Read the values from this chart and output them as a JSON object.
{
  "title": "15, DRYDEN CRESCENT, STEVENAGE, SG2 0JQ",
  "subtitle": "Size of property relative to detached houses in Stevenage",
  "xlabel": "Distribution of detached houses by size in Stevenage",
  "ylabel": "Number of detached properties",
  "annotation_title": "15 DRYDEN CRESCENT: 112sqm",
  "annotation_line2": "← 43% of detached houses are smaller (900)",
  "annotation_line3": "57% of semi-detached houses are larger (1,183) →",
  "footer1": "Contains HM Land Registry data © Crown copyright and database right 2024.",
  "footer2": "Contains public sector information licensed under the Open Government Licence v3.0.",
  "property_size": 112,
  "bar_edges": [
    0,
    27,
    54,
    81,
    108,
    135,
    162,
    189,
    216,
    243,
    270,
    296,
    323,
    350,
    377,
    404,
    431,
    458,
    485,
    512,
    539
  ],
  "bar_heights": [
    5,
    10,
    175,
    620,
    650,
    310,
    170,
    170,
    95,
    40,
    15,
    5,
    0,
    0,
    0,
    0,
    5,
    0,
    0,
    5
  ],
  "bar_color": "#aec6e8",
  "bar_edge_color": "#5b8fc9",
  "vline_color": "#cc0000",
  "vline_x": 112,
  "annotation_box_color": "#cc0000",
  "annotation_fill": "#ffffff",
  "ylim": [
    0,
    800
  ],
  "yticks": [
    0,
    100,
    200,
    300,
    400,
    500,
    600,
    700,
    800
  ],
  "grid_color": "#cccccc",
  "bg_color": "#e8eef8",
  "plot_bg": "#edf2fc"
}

────

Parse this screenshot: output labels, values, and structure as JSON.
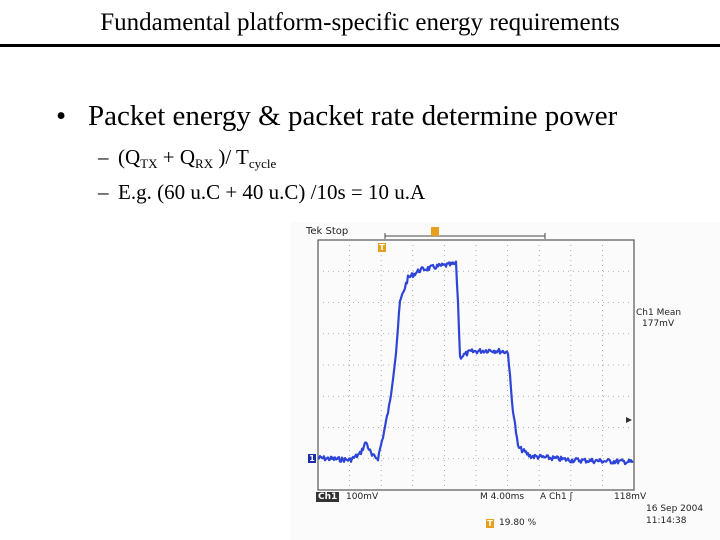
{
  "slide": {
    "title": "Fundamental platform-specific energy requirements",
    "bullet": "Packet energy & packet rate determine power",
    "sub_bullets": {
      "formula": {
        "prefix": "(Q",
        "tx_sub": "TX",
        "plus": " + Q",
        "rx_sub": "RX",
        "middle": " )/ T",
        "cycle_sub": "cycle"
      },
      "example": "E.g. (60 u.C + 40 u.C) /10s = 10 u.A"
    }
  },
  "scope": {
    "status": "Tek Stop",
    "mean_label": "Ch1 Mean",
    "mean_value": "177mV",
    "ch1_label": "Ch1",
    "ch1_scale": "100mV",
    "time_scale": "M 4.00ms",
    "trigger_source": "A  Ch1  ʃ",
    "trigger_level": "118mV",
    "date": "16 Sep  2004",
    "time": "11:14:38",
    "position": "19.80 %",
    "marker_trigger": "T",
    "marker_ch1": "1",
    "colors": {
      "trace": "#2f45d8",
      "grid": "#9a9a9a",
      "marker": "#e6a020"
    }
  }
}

────

Identify and copy the lines holding the word "houses".

Response.
  "subtitle": "Size of property relative to detached houses in Stevenage",
  "xlabel": "Distribution of detached houses by size in Stevenage",
  "annotation_line2": "← 43% of detached houses are smaller (900)",
  "annotation_line3": "57% of semi-detached houses are larger (1,183) →",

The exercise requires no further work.